━━━━━ Stored rows ━━━━━
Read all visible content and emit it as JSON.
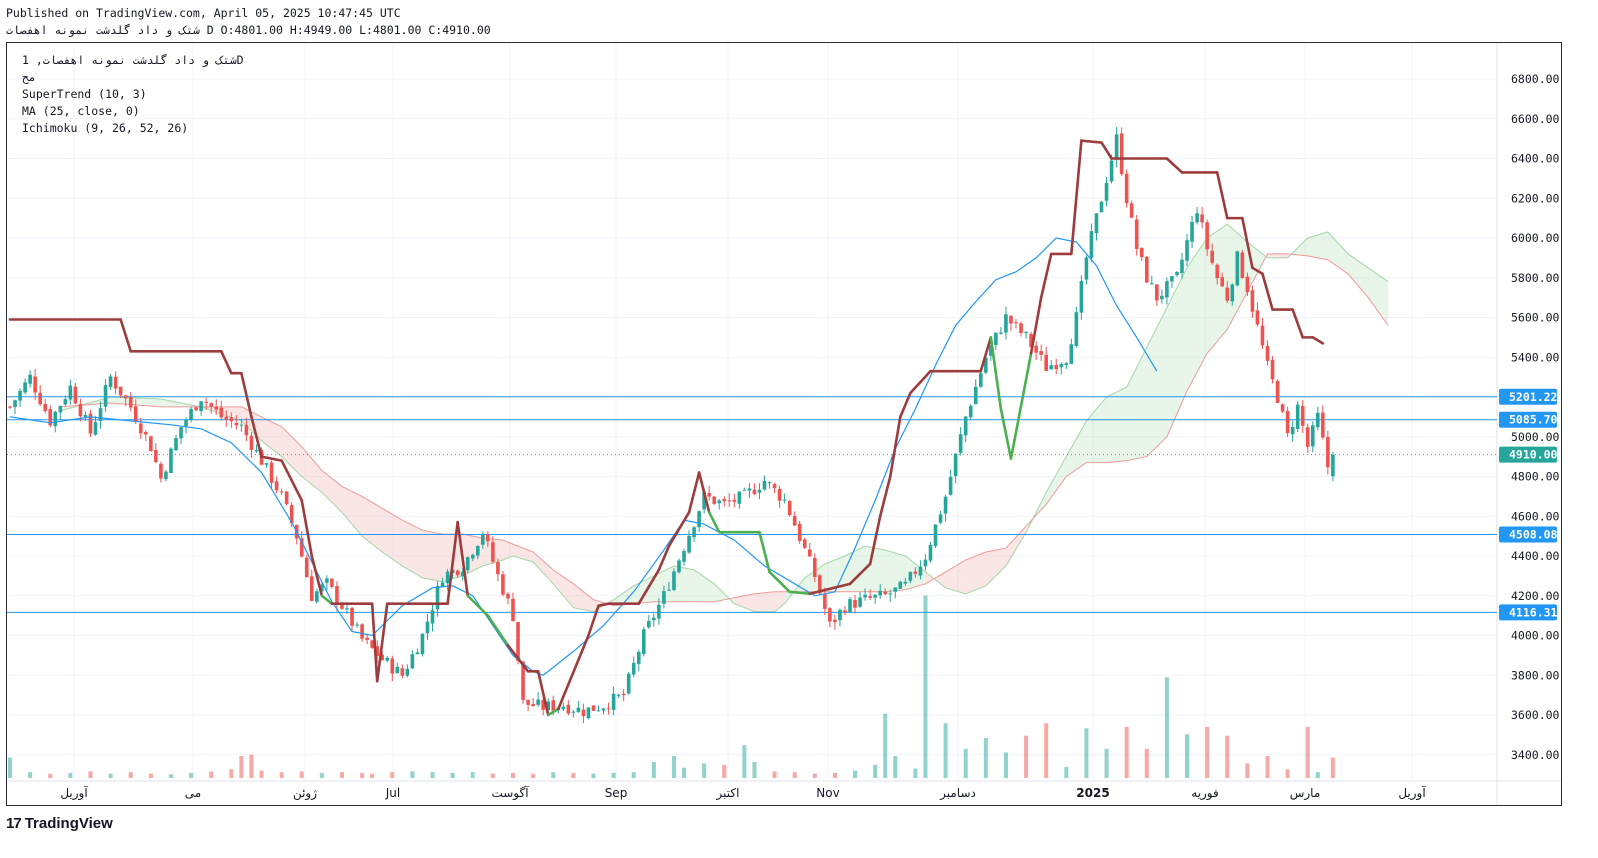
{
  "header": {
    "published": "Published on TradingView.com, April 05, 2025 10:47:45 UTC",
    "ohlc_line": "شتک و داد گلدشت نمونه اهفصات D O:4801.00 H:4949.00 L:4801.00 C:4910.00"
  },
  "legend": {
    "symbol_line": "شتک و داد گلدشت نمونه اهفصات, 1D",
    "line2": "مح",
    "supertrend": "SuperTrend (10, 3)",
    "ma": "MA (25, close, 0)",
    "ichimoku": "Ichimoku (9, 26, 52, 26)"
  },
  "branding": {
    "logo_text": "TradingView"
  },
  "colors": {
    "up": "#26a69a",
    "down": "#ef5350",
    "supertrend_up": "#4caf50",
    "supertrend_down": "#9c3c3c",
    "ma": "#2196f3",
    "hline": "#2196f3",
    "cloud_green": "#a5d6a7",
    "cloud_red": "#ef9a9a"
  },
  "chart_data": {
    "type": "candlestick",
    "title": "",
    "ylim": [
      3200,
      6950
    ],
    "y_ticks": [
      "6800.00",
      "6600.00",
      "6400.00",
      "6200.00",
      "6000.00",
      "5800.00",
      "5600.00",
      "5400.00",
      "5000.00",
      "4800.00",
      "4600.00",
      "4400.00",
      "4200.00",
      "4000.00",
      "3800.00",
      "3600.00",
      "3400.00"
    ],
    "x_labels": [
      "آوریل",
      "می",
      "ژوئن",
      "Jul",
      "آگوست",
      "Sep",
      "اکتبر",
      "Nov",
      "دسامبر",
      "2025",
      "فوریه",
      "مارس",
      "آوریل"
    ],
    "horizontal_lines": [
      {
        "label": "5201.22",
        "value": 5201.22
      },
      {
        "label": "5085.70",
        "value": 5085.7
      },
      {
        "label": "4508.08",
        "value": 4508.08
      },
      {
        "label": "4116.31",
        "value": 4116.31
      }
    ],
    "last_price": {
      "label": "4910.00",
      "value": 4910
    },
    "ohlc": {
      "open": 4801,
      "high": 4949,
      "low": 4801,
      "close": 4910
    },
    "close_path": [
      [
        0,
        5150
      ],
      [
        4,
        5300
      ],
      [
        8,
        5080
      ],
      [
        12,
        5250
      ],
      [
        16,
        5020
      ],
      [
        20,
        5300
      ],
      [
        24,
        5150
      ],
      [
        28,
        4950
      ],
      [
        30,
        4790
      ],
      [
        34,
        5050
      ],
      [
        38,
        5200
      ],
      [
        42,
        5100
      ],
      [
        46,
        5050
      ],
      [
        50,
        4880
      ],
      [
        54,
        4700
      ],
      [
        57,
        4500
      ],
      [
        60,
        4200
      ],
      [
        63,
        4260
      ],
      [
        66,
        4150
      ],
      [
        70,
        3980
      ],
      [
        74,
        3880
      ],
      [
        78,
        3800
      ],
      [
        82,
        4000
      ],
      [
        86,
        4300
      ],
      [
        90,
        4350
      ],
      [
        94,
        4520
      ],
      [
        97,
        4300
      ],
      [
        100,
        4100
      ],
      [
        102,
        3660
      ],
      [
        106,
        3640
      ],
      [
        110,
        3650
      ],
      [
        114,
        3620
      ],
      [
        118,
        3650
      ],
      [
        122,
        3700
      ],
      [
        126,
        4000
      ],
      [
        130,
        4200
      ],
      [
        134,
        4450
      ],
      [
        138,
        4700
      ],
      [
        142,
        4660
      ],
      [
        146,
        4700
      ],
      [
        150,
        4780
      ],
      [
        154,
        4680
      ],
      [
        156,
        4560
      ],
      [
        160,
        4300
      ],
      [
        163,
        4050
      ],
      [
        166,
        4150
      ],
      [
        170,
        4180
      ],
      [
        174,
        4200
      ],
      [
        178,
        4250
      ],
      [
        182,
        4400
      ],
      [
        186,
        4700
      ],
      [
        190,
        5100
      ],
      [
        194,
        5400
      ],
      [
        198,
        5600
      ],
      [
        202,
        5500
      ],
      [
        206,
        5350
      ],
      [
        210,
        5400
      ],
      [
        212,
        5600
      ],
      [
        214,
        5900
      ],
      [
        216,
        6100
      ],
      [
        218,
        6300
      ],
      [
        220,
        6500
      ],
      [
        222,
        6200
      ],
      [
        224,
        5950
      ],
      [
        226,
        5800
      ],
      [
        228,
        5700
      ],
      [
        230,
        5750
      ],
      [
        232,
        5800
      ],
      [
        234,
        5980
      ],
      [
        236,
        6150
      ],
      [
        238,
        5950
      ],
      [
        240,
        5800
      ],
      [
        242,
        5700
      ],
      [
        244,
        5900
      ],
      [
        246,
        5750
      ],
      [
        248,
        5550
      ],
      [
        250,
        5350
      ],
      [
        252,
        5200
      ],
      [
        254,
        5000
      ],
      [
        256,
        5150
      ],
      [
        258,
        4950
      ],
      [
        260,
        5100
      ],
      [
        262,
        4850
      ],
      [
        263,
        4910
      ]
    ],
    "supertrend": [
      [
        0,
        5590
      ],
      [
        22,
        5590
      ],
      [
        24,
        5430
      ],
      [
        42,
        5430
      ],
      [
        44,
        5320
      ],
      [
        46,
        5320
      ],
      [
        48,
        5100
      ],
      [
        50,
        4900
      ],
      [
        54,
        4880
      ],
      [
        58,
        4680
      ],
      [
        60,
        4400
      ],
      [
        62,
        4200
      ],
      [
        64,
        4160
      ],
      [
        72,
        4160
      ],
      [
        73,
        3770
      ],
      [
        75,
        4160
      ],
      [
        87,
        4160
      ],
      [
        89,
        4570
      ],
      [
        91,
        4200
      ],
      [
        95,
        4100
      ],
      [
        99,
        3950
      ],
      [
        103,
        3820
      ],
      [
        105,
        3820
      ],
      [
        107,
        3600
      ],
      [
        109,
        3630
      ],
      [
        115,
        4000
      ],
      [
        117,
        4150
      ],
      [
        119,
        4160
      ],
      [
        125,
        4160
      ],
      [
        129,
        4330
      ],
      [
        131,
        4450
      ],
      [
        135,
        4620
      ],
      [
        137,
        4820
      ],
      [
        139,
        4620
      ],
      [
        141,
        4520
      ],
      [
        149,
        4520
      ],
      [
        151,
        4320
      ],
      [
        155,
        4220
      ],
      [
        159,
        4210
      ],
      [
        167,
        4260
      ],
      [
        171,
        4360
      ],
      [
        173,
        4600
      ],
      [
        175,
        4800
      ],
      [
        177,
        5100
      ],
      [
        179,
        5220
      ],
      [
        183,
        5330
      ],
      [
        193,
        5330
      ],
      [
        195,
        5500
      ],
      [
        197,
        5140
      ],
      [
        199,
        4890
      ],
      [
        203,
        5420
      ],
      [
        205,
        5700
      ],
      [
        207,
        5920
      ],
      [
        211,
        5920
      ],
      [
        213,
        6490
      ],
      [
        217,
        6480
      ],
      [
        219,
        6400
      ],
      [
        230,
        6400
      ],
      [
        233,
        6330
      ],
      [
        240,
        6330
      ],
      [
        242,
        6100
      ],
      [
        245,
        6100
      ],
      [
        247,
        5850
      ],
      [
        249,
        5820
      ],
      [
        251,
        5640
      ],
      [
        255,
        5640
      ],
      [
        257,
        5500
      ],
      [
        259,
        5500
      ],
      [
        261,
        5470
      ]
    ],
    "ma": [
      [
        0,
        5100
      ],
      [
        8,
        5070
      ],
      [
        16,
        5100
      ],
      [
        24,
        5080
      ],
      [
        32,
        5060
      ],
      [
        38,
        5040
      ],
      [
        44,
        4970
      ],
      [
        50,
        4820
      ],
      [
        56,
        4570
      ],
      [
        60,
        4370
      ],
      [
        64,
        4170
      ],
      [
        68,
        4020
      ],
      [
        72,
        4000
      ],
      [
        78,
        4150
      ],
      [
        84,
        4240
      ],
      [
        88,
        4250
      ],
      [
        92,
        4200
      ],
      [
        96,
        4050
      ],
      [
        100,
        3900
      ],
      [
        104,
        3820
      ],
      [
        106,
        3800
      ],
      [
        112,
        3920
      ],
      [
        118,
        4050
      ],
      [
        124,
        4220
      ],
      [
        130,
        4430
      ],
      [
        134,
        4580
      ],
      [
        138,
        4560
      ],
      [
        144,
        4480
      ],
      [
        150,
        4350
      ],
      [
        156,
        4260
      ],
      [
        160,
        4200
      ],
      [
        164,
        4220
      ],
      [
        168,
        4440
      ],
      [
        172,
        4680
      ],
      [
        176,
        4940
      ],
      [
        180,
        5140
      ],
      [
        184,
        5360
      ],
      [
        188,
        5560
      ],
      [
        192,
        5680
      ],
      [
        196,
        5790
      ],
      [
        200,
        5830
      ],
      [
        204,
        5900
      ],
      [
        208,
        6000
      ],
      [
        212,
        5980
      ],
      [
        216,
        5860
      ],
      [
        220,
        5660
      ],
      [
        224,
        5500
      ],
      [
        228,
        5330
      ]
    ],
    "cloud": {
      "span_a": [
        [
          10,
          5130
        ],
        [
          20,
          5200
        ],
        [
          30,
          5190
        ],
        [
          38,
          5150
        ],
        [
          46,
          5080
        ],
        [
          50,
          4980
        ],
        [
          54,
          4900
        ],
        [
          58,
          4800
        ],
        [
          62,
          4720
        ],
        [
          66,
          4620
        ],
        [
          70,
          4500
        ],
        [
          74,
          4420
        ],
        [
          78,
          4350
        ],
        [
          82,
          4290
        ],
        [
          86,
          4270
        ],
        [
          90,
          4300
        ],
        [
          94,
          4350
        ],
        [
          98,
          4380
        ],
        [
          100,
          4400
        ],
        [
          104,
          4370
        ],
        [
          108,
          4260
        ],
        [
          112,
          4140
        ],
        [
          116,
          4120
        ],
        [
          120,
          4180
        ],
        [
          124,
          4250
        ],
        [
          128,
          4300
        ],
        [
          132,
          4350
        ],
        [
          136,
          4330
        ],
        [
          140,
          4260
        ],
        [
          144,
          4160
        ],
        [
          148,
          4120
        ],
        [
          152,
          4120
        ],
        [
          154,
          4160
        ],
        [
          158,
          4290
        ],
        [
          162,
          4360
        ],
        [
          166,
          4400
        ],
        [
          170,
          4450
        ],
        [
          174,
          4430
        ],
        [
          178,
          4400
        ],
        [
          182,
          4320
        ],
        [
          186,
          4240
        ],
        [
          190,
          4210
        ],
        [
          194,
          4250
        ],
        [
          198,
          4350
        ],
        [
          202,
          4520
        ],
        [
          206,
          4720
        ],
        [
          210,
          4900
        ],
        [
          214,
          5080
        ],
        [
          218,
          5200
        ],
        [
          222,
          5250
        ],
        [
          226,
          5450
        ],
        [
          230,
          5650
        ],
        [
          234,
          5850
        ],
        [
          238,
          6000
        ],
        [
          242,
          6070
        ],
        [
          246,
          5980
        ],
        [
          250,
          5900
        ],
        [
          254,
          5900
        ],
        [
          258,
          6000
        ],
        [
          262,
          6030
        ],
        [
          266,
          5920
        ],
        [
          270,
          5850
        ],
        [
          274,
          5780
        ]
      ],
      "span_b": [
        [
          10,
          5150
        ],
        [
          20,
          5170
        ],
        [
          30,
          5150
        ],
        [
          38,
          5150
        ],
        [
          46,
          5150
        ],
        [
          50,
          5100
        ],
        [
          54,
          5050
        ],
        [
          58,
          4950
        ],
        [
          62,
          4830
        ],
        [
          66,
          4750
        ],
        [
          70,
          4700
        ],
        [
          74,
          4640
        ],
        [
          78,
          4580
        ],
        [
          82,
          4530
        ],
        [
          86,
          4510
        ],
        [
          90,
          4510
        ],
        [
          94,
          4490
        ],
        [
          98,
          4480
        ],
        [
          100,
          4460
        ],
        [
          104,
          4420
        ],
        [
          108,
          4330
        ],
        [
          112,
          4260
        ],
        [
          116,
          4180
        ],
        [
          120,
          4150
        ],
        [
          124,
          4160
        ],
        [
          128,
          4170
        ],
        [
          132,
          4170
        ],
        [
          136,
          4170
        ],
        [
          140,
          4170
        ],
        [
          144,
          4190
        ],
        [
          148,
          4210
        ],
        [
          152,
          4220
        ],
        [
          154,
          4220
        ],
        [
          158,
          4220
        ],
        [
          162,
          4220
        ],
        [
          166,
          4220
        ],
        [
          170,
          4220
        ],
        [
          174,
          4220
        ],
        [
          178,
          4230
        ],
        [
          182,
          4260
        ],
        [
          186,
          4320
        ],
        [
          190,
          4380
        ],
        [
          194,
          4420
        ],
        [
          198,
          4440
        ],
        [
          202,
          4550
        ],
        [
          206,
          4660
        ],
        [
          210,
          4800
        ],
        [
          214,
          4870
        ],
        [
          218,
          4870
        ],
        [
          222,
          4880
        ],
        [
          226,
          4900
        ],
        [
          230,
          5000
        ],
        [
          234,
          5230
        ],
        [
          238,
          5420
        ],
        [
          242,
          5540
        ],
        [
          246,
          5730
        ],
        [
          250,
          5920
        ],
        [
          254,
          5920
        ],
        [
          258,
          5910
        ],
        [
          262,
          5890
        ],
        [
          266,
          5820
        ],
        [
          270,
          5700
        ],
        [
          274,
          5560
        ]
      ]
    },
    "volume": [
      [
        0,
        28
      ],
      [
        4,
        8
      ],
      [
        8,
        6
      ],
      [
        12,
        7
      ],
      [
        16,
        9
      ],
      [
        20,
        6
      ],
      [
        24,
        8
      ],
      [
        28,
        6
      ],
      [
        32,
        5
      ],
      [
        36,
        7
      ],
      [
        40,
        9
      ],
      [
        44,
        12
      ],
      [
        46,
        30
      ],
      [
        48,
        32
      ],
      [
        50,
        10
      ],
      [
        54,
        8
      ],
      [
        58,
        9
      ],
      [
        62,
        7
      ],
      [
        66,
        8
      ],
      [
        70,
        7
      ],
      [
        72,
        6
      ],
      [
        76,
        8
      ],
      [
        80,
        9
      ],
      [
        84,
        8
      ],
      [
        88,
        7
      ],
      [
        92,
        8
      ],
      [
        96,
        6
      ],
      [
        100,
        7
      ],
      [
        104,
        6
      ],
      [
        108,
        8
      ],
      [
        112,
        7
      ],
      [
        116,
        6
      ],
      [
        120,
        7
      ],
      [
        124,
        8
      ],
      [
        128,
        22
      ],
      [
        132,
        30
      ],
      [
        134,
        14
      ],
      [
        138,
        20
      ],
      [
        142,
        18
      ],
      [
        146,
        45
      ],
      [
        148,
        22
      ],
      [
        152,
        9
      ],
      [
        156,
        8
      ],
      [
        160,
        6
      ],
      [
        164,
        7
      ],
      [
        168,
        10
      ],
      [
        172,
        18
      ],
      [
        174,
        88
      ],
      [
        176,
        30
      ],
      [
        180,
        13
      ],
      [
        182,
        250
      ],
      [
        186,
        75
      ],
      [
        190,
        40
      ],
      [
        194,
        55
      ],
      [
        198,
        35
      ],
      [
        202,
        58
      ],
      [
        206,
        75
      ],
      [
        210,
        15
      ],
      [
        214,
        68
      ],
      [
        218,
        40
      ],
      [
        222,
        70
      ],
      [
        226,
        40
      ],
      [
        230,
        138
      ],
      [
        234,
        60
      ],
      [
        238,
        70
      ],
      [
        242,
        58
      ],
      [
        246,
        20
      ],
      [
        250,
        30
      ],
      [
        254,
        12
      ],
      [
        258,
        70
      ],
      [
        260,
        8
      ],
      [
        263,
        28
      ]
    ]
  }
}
━━━━━
━━━━━ Stored rows ━━━━━
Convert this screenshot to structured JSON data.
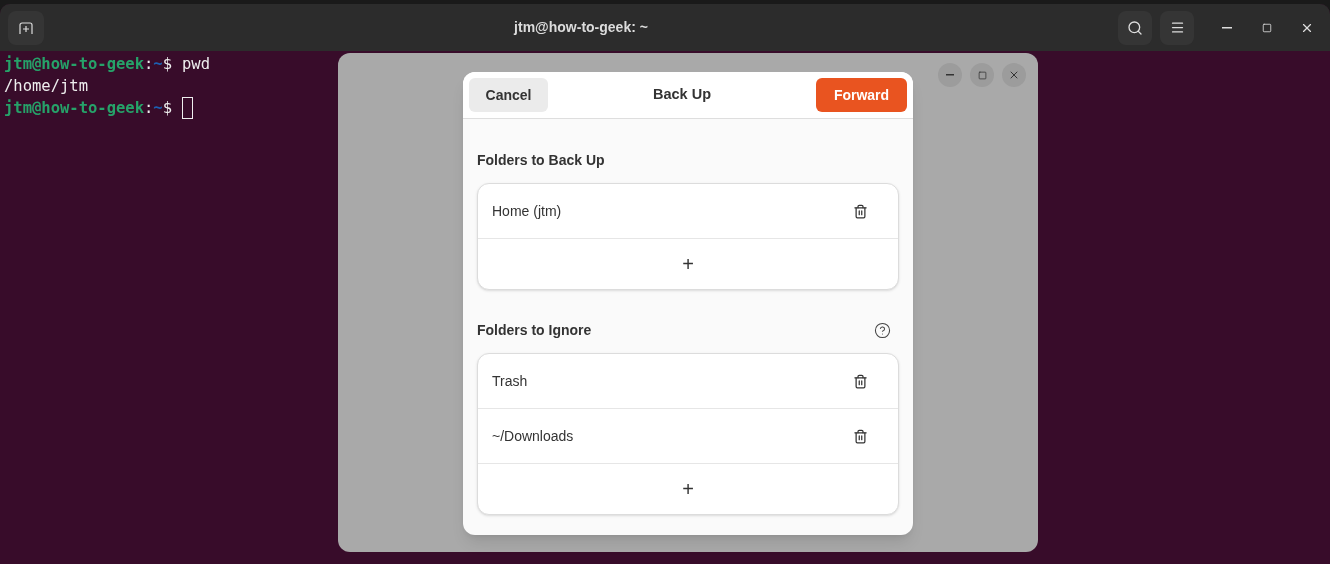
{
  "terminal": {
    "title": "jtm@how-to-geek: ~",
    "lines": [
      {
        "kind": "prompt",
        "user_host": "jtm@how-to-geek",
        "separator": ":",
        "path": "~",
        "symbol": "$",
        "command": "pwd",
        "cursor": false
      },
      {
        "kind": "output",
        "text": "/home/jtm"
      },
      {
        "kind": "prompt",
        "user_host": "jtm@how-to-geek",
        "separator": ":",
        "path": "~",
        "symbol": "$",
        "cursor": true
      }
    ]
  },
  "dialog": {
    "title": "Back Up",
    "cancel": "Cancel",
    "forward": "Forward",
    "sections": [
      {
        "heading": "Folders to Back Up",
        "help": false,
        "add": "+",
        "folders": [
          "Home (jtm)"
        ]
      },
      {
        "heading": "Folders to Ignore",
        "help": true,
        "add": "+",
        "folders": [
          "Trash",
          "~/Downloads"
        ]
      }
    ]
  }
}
━━━━━
Exercise directions: In the entries above, some lines may contain the string "value"; report how many, without additional comment.

Answer: 5